What the exercise asks
Set the listing down again in full, word for word, with the pictures left out.

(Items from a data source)

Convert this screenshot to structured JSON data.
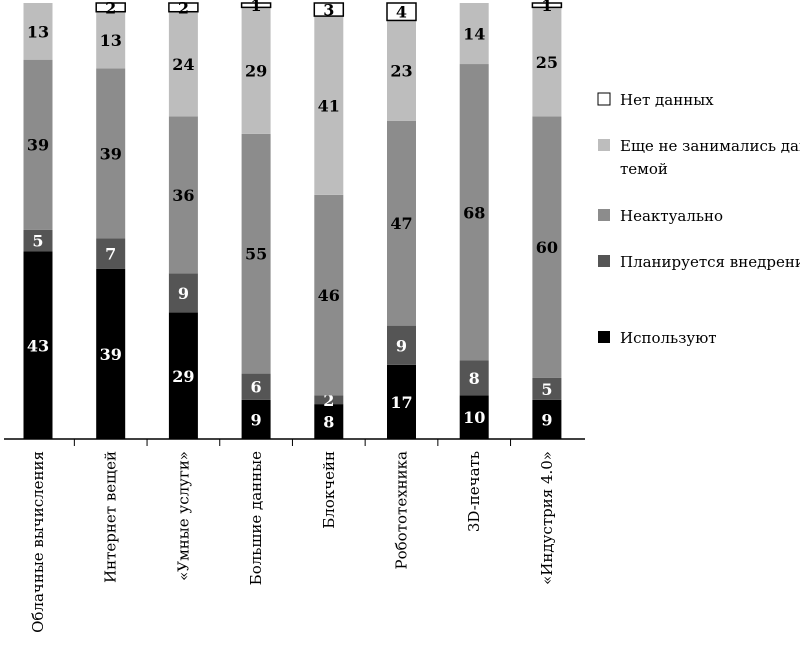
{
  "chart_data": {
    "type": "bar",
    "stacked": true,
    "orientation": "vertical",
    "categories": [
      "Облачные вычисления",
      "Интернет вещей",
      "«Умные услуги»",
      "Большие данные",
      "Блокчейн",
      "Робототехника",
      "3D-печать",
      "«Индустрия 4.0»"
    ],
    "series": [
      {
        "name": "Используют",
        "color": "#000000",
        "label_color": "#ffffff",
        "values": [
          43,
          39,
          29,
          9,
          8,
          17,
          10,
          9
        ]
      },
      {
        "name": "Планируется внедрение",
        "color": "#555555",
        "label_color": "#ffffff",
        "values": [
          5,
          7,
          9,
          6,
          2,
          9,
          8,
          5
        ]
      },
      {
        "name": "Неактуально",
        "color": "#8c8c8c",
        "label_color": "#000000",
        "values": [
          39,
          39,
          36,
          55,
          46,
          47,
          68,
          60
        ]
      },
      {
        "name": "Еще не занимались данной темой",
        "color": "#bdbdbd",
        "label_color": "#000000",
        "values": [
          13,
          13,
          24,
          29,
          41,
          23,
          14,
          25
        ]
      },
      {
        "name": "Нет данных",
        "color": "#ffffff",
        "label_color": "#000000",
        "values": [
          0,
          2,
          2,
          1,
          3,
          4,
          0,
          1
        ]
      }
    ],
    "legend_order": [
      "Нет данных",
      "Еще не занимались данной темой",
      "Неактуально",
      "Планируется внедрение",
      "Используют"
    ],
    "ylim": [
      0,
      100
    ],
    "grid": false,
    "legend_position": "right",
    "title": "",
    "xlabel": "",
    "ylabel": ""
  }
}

Output of the exercise
Convert this screenshot to structured JSON data.
{
  "chart_data": {
    "type": "bar",
    "stacked": true,
    "orientation": "vertical",
    "categories": [
      "Облачные вычисления",
      "Интернет вещей",
      "«Умные услуги»",
      "Большие данные",
      "Блокчейн",
      "Робототехника",
      "3D-печать",
      "«Индустрия 4.0»"
    ],
    "series": [
      {
        "name": "Используют",
        "color": "#000000",
        "label_color": "#ffffff",
        "values": [
          43,
          39,
          29,
          9,
          8,
          17,
          10,
          9
        ]
      },
      {
        "name": "Планируется внедрение",
        "color": "#555555",
        "label_color": "#ffffff",
        "values": [
          5,
          7,
          9,
          6,
          2,
          9,
          8,
          5
        ]
      },
      {
        "name": "Неактуально",
        "color": "#8c8c8c",
        "label_color": "#000000",
        "values": [
          39,
          39,
          36,
          55,
          46,
          47,
          68,
          60
        ]
      },
      {
        "name": "Еще не занимались данной темой",
        "color": "#bdbdbd",
        "label_color": "#000000",
        "values": [
          13,
          13,
          24,
          29,
          41,
          23,
          14,
          25
        ]
      },
      {
        "name": "Нет данных",
        "color": "#ffffff",
        "label_color": "#000000",
        "values": [
          0,
          2,
          2,
          1,
          3,
          4,
          0,
          1
        ]
      }
    ],
    "legend_order": [
      "Нет данных",
      "Еще не занимались данной темой",
      "Неактуально",
      "Планируется внедрение",
      "Используют"
    ],
    "ylim": [
      0,
      100
    ],
    "grid": false,
    "legend_position": "right",
    "title": "",
    "xlabel": "",
    "ylabel": ""
  }
}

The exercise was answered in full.